Data records:
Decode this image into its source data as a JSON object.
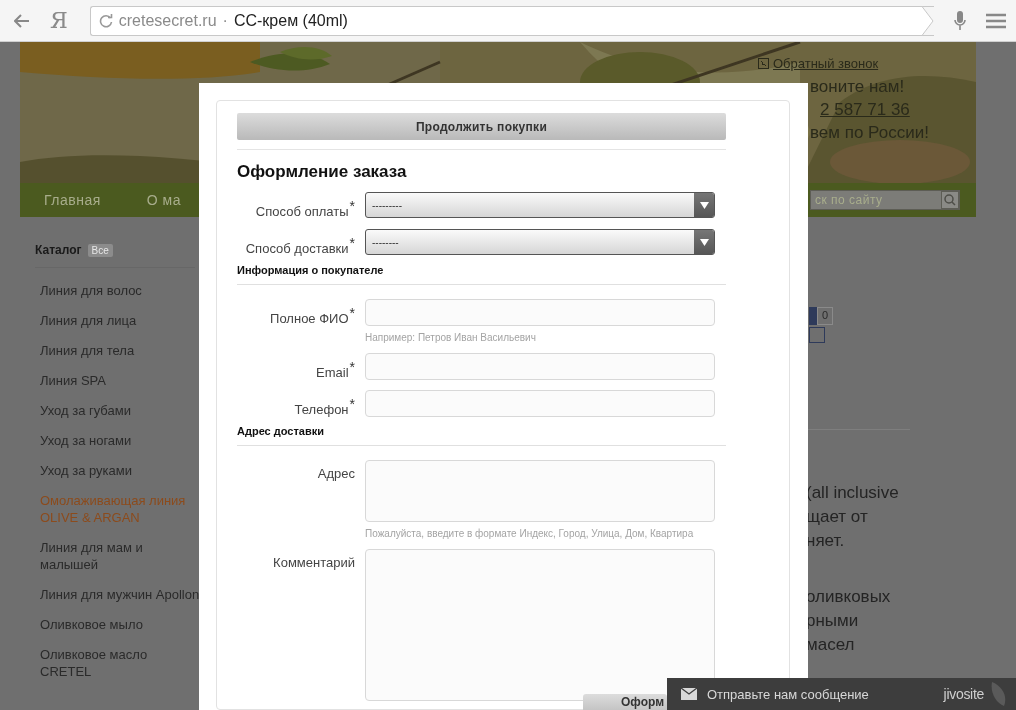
{
  "browser": {
    "logo": "Я",
    "domain": "cretesecret.ru",
    "separator": "·",
    "page_title": "CC-крем (40ml)"
  },
  "header": {
    "callback_link": "Обратный звонок",
    "call_text": "воните нам!",
    "phone": "2 587 71 36",
    "delivery_text": "вем по России!"
  },
  "nav": {
    "items": [
      {
        "label": "Главная"
      },
      {
        "label": "О ма"
      }
    ],
    "search": {
      "placeholder": "ск по сайту"
    }
  },
  "catalog": {
    "title": "Каталог",
    "badge": "Все",
    "items": [
      {
        "label": "Линия для волос",
        "selected": false
      },
      {
        "label": "Линия для лица",
        "selected": false
      },
      {
        "label": "Линия для тела",
        "selected": false
      },
      {
        "label": "Линия SPA",
        "selected": false
      },
      {
        "label": "Уход за губами",
        "selected": false
      },
      {
        "label": "Уход за ногами",
        "selected": false
      },
      {
        "label": "Уход за руками",
        "selected": false
      },
      {
        "label": "Омолаживающая линия OLIVE & ARGAN",
        "selected": true
      },
      {
        "label": "Линия для мам и малышей",
        "selected": false
      },
      {
        "label": "Линия для мужчин Apollon",
        "selected": false
      },
      {
        "label": "Оливковое мыло",
        "selected": false
      },
      {
        "label": "Оливковое масло CRETEL",
        "selected": false
      }
    ]
  },
  "content": {
    "counter": "0",
    "lines": [
      "(all inclusive",
      "щает от",
      "няет.",
      "оливковых",
      "рными",
      "масел"
    ]
  },
  "modal": {
    "continue_button": "Продолжить покупки",
    "title": "Оформление заказа",
    "fields": [
      {
        "kind": "select",
        "label": "Способ оплаты",
        "required_mark": "*",
        "value": "---------"
      },
      {
        "kind": "select",
        "label": "Способ доставки",
        "required_mark": "*",
        "value": "--------"
      },
      {
        "kind": "section",
        "label": "Информация о покупателе"
      },
      {
        "kind": "input",
        "label": "Полное ФИО",
        "required_mark": "*",
        "hint": "Например: Петров Иван Васильевич"
      },
      {
        "kind": "input",
        "label": "Email",
        "required_mark": "*"
      },
      {
        "kind": "input",
        "label": "Телефон",
        "required_mark": "*"
      },
      {
        "kind": "section",
        "label": "Адрес доставки"
      },
      {
        "kind": "textarea",
        "label": "Адрес",
        "hint": "Пожалуйста, введите в формате Индекс, Город, Улица, Дом, Квартира"
      },
      {
        "kind": "bigarea",
        "label": "Комментарий"
      }
    ],
    "submit_button": "Оформ"
  },
  "chat": {
    "label": "Отправьте нам сообщение",
    "brand": "jivosite"
  }
}
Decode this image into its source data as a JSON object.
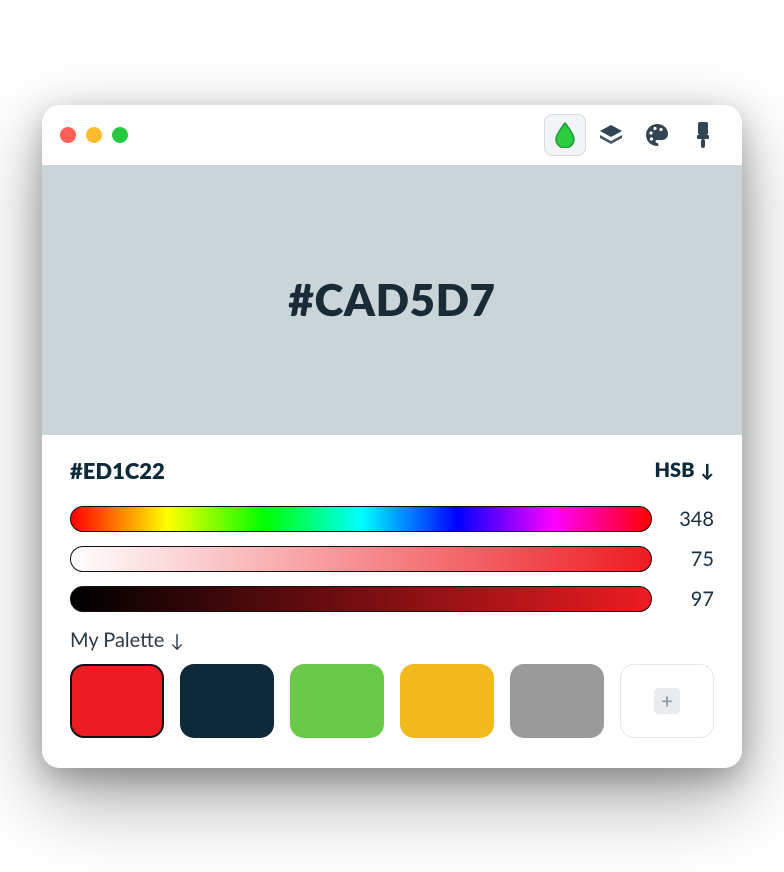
{
  "preview": {
    "hex": "#CAD5D7",
    "bg": "#CAD5D7"
  },
  "selected": {
    "hex": "#ED1C22"
  },
  "mode": {
    "label": "HSB",
    "arrow": "↓"
  },
  "sliders": {
    "hue": 348,
    "sat": 75,
    "bri": 97
  },
  "slider_colors": {
    "sat_start": "#ffffff",
    "sat_end": "#ED1C22",
    "bri_start": "#000000",
    "bri_end": "#ED1C22"
  },
  "palette": {
    "label": "My Palette",
    "arrow": "↓",
    "items": [
      {
        "color": "#ED1C22",
        "selected": true
      },
      {
        "color": "#0E2A3A",
        "selected": false
      },
      {
        "color": "#6BC94A",
        "selected": false
      },
      {
        "color": "#F3BA1D",
        "selected": false
      },
      {
        "color": "#9A9A9A",
        "selected": false
      }
    ],
    "add_glyph": "+"
  },
  "toolbar": {
    "icons": [
      {
        "name": "drop-icon",
        "active": true
      },
      {
        "name": "layers-icon",
        "active": false
      },
      {
        "name": "palette-icon",
        "active": false
      },
      {
        "name": "brush-icon",
        "active": false
      }
    ]
  }
}
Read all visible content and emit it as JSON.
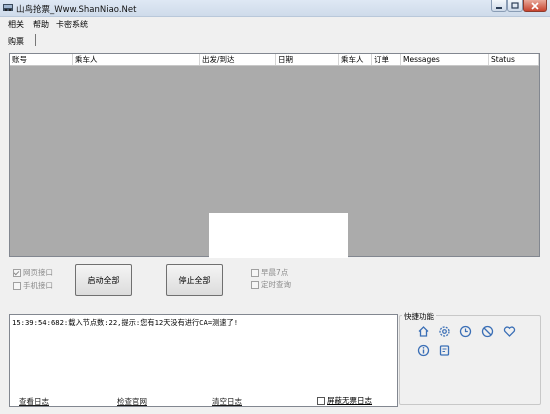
{
  "window": {
    "title": "山鸟抢票_Www.ShanNiao.Net"
  },
  "menu": [
    {
      "label": "相关"
    },
    {
      "label": "帮助"
    },
    {
      "label": "卡密系统"
    }
  ],
  "tabs": [
    {
      "label": "购票"
    }
  ],
  "table": {
    "columns": [
      "账号",
      "乘车人",
      "出发/到达",
      "日期",
      "乘车人",
      "订单",
      "Messages",
      "Status"
    ],
    "rows": []
  },
  "options": {
    "web_api": {
      "label": "网页接口",
      "checked": true
    },
    "mobile_api": {
      "label": "手机接口",
      "checked": false
    },
    "early7": {
      "label": "早晨7点",
      "checked": false
    },
    "timed_query": {
      "label": "定时查询",
      "checked": false
    }
  },
  "buttons": {
    "start_all": "启动全部",
    "stop_all": "停止全部"
  },
  "log": {
    "line1": "15:39:54:682:载入节点数:22,提示:您有12天没有进行CA=测速了!"
  },
  "quick": {
    "title": "快捷功能",
    "icons": [
      "home-icon",
      "gear-icon",
      "clock-icon",
      "forbid-icon",
      "heart-icon",
      "info-icon",
      "notebook-icon"
    ],
    "color": "#3b6fb6"
  },
  "footer": {
    "view_log": "查看日志",
    "check_official": "检查官网",
    "clear_log": "清空日志",
    "hide_no_ticket": "屏蔽无票日志"
  }
}
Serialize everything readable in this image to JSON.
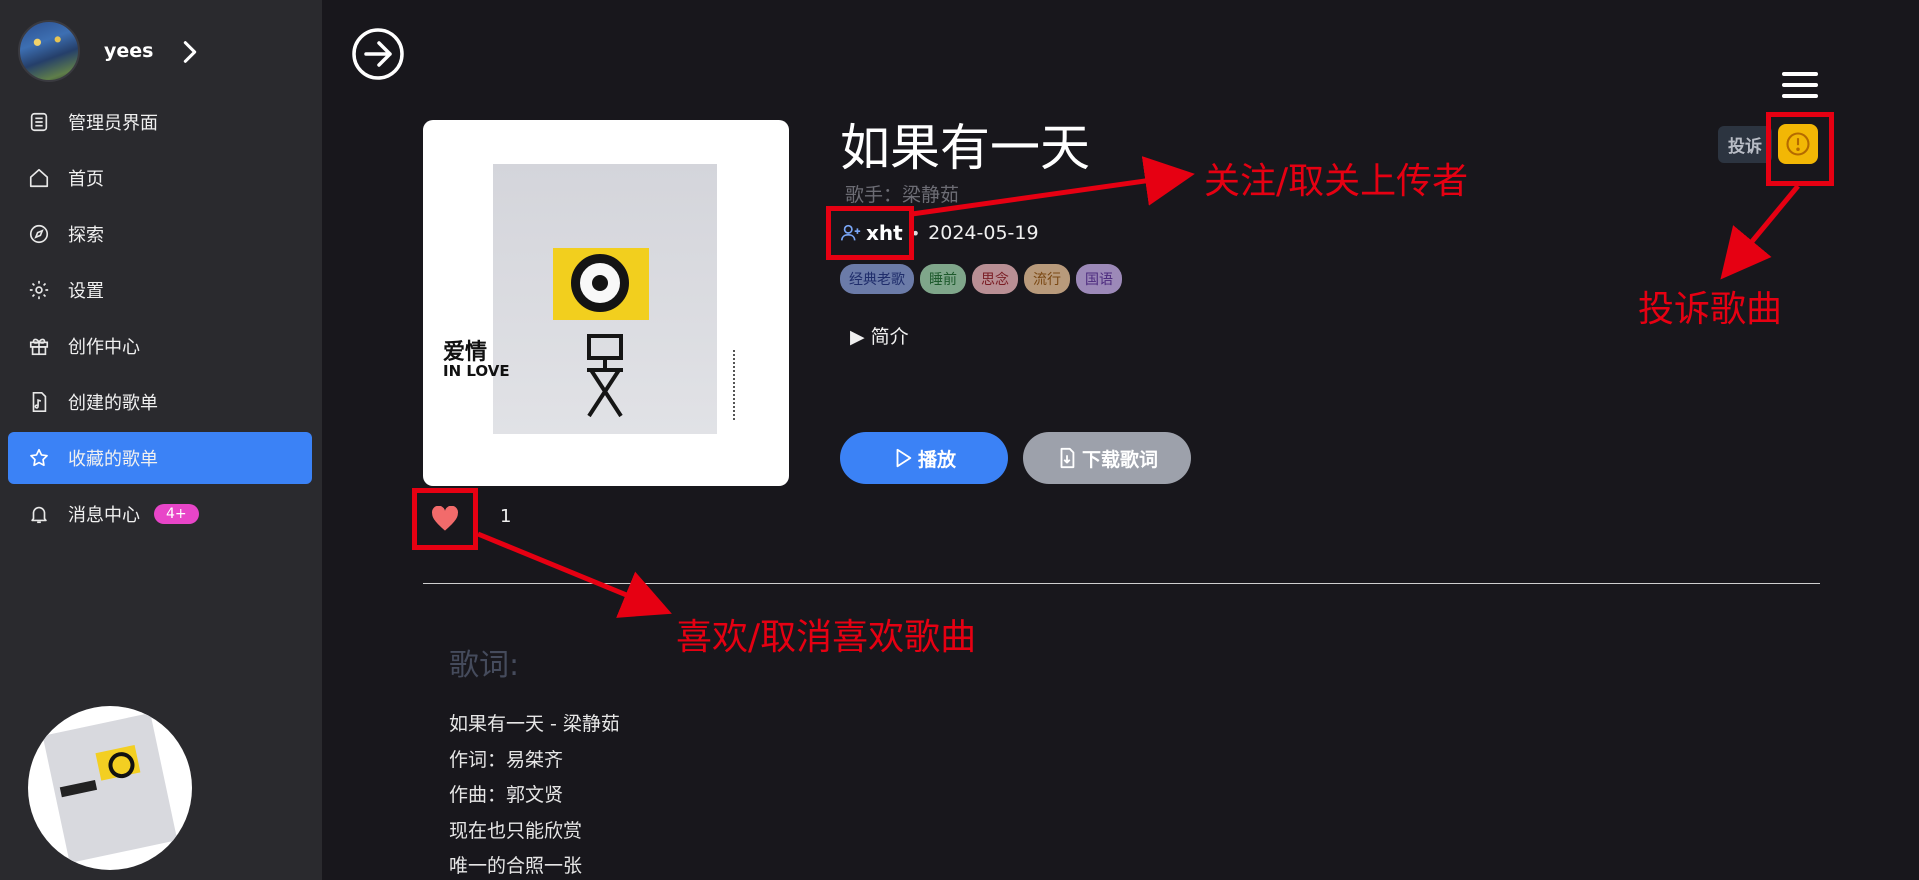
{
  "sidebar": {
    "username": "yees",
    "items": [
      {
        "label": "管理员界面",
        "icon": "list-icon"
      },
      {
        "label": "首页",
        "icon": "home-icon"
      },
      {
        "label": "探索",
        "icon": "compass-icon"
      },
      {
        "label": "设置",
        "icon": "gear-icon"
      },
      {
        "label": "创作中心",
        "icon": "gift-icon"
      },
      {
        "label": "创建的歌单",
        "icon": "music-file-icon"
      },
      {
        "label": "收藏的歌单",
        "icon": "star-icon",
        "active": true
      },
      {
        "label": "消息中心",
        "icon": "bell-icon",
        "badge": "4+"
      }
    ]
  },
  "cover": {
    "title_a": "爱情",
    "title_b": "IN LOVE"
  },
  "song": {
    "title": "如果有一天",
    "singer": "歌手：梁静茹",
    "uploader": "xht",
    "date": "2024-05-19",
    "tags": [
      {
        "label": "经典老歌",
        "bg": "#6b7ba8",
        "color": "#1f2d6b"
      },
      {
        "label": "睡前",
        "bg": "#7fa68a",
        "color": "#1e5a2c"
      },
      {
        "label": "思念",
        "bg": "#b98f94",
        "color": "#7a1d24"
      },
      {
        "label": "流行",
        "bg": "#b89a7b",
        "color": "#7a4813"
      },
      {
        "label": "国语",
        "bg": "#9c89b8",
        "color": "#4c2a7e"
      }
    ],
    "intro_label": "▶ 简介",
    "like_count": "1"
  },
  "actions": {
    "play_label": "播放",
    "download_label": "下载歌词",
    "report_label": "投诉"
  },
  "lyrics": {
    "title": "歌词:",
    "lines": [
      "如果有一天 - 梁静茹",
      "作词：易桀齐",
      "作曲：郭文贤",
      "现在也只能欣赏",
      "唯一的合照一张"
    ]
  },
  "annotations": {
    "follow": "关注/取关上传者",
    "report": "投诉歌曲",
    "like": "喜欢/取消喜欢歌曲"
  },
  "colors": {
    "accent": "#3b82f6",
    "annotation": "#e60012",
    "badge": "#e845c8",
    "report": "#f2b705"
  }
}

(Required work)
Repeat the material verbatim. Do not carry over any picture.

(Response for this exercise)
Decode this image into its source data as a JSON object.
{
  "browser": {
    "logo": "Я",
    "domain": "cretesecret.ru",
    "separator": "·",
    "page_title": "CC-крем (40ml)"
  },
  "header": {
    "callback_link": "Обратный звонок",
    "call_text": "воните нам!",
    "phone": "2 587 71 36",
    "delivery_text": "вем по России!"
  },
  "nav": {
    "items": [
      {
        "label": "Главная"
      },
      {
        "label": "О ма"
      }
    ],
    "search": {
      "placeholder": "ск по сайту"
    }
  },
  "catalog": {
    "title": "Каталог",
    "badge": "Все",
    "items": [
      {
        "label": "Линия для волос",
        "selected": false
      },
      {
        "label": "Линия для лица",
        "selected": false
      },
      {
        "label": "Линия для тела",
        "selected": false
      },
      {
        "label": "Линия SPA",
        "selected": false
      },
      {
        "label": "Уход за губами",
        "selected": false
      },
      {
        "label": "Уход за ногами",
        "selected": false
      },
      {
        "label": "Уход за руками",
        "selected": false
      },
      {
        "label": "Омолаживающая линия OLIVE & ARGAN",
        "selected": true
      },
      {
        "label": "Линия для мам и малышей",
        "selected": false
      },
      {
        "label": "Линия для мужчин Apollon",
        "selected": false
      },
      {
        "label": "Оливковое мыло",
        "selected": false
      },
      {
        "label": "Оливковое масло CRETEL",
        "selected": false
      }
    ]
  },
  "content": {
    "counter": "0",
    "lines": [
      "(all inclusive",
      "щает от",
      "няет.",
      "оливковых",
      "рными",
      "масел"
    ]
  },
  "modal": {
    "continue_button": "Продолжить покупки",
    "title": "Оформление заказа",
    "fields": [
      {
        "kind": "select",
        "label": "Способ оплаты",
        "required_mark": "*",
        "value": "---------"
      },
      {
        "kind": "select",
        "label": "Способ доставки",
        "required_mark": "*",
        "value": "--------"
      },
      {
        "kind": "section",
        "label": "Информация о покупателе"
      },
      {
        "kind": "input",
        "label": "Полное ФИО",
        "required_mark": "*",
        "hint": "Например: Петров Иван Васильевич"
      },
      {
        "kind": "input",
        "label": "Email",
        "required_mark": "*"
      },
      {
        "kind": "input",
        "label": "Телефон",
        "required_mark": "*"
      },
      {
        "kind": "section",
        "label": "Адрес доставки"
      },
      {
        "kind": "textarea",
        "label": "Адрес",
        "hint": "Пожалуйста, введите в формате Индекс, Город, Улица, Дом, Квартира"
      },
      {
        "kind": "bigarea",
        "label": "Комментарий"
      }
    ],
    "submit_button": "Оформ"
  },
  "chat": {
    "label": "Отправьте нам сообщение",
    "brand": "jivosite"
  }
}
Decode this image into its source data as a JSON object.
{
  "preview": {
    "hex": "#CAD5D7",
    "bg": "#CAD5D7"
  },
  "selected": {
    "hex": "#ED1C22"
  },
  "mode": {
    "label": "HSB",
    "arrow": "↓"
  },
  "sliders": {
    "hue": 348,
    "sat": 75,
    "bri": 97
  },
  "slider_colors": {
    "sat_start": "#ffffff",
    "sat_end": "#ED1C22",
    "bri_start": "#000000",
    "bri_end": "#ED1C22"
  },
  "palette": {
    "label": "My Palette",
    "arrow": "↓",
    "items": [
      {
        "color": "#ED1C22",
        "selected": true
      },
      {
        "color": "#0E2A3A",
        "selected": false
      },
      {
        "color": "#6BC94A",
        "selected": false
      },
      {
        "color": "#F3BA1D",
        "selected": false
      },
      {
        "color": "#9A9A9A",
        "selected": false
      }
    ],
    "add_glyph": "+"
  },
  "toolbar": {
    "icons": [
      {
        "name": "drop-icon",
        "active": true
      },
      {
        "name": "layers-icon",
        "active": false
      },
      {
        "name": "palette-icon",
        "active": false
      },
      {
        "name": "brush-icon",
        "active": false
      }
    ]
  }
}
Read all visible content and emit it as JSON.
{
  "window": {
    "title": "山鸟抢票_Www.ShanNiao.Net"
  },
  "menu": [
    {
      "label": "相关"
    },
    {
      "label": "帮助"
    },
    {
      "label": "卡密系统"
    }
  ],
  "tabs": [
    {
      "label": "购票"
    }
  ],
  "table": {
    "columns": [
      "账号",
      "乘车人",
      "出发/到达",
      "日期",
      "乘车人",
      "订单",
      "Messages",
      "Status"
    ],
    "rows": []
  },
  "options": {
    "web_api": {
      "label": "网页接口",
      "checked": true
    },
    "mobile_api": {
      "label": "手机接口",
      "checked": false
    },
    "early7": {
      "label": "早晨7点",
      "checked": false
    },
    "timed_query": {
      "label": "定时查询",
      "checked": false
    }
  },
  "buttons": {
    "start_all": "启动全部",
    "stop_all": "停止全部"
  },
  "log": {
    "line1": "15:39:54:682:载入节点数:22,提示:您有12天没有进行CA=测速了!"
  },
  "quick": {
    "title": "快捷功能",
    "icons": [
      "home-icon",
      "gear-icon",
      "clock-icon",
      "forbid-icon",
      "heart-icon",
      "info-icon",
      "notebook-icon"
    ],
    "color": "#3b6fb6"
  },
  "footer": {
    "view_log": "查看日志",
    "check_official": "检查官网",
    "clear_log": "清空日志",
    "hide_no_ticket": "屏蔽无票日志"
  }
}
Serialize everything readable in this image to JSON.
{
  "sidebar": {
    "username": "yees",
    "items": [
      {
        "label": "管理员界面",
        "icon": "list-icon"
      },
      {
        "label": "首页",
        "icon": "home-icon"
      },
      {
        "label": "探索",
        "icon": "compass-icon"
      },
      {
        "label": "设置",
        "icon": "gear-icon"
      },
      {
        "label": "创作中心",
        "icon": "gift-icon"
      },
      {
        "label": "创建的歌单",
        "icon": "music-file-icon"
      },
      {
        "label": "收藏的歌单",
        "icon": "star-icon",
        "active": true
      },
      {
        "label": "消息中心",
        "icon": "bell-icon",
        "badge": "4+"
      }
    ]
  },
  "cover": {
    "title_a": "爱情",
    "title_b": "IN LOVE"
  },
  "song": {
    "title": "如果有一天",
    "singer": "歌手：梁静茹",
    "uploader": "xht",
    "date": "2024-05-19",
    "tags": [
      {
        "label": "经典老歌",
        "bg": "#6b7ba8",
        "color": "#1f2d6b"
      },
      {
        "label": "睡前",
        "bg": "#7fa68a",
        "color": "#1e5a2c"
      },
      {
        "label": "思念",
        "bg": "#b98f94",
        "color": "#7a1d24"
      },
      {
        "label": "流行",
        "bg": "#b89a7b",
        "color": "#7a4813"
      },
      {
        "label": "国语",
        "bg": "#9c89b8",
        "color": "#4c2a7e"
      }
    ],
    "intro_label": "▶ 简介",
    "like_count": "1"
  },
  "actions": {
    "play_label": "播放",
    "download_label": "下载歌词",
    "report_label": "投诉"
  },
  "lyrics": {
    "title": "歌词:",
    "lines": [
      "如果有一天 - 梁静茹",
      "作词：易桀齐",
      "作曲：郭文贤",
      "现在也只能欣赏",
      "唯一的合照一张"
    ]
  },
  "annotations": {
    "follow": "关注/取关上传者",
    "report": "投诉歌曲",
    "like": "喜欢/取消喜欢歌曲"
  },
  "colors": {
    "accent": "#3b82f6",
    "annotation": "#e60012",
    "badge": "#e845c8",
    "report": "#f2b705"
  }
}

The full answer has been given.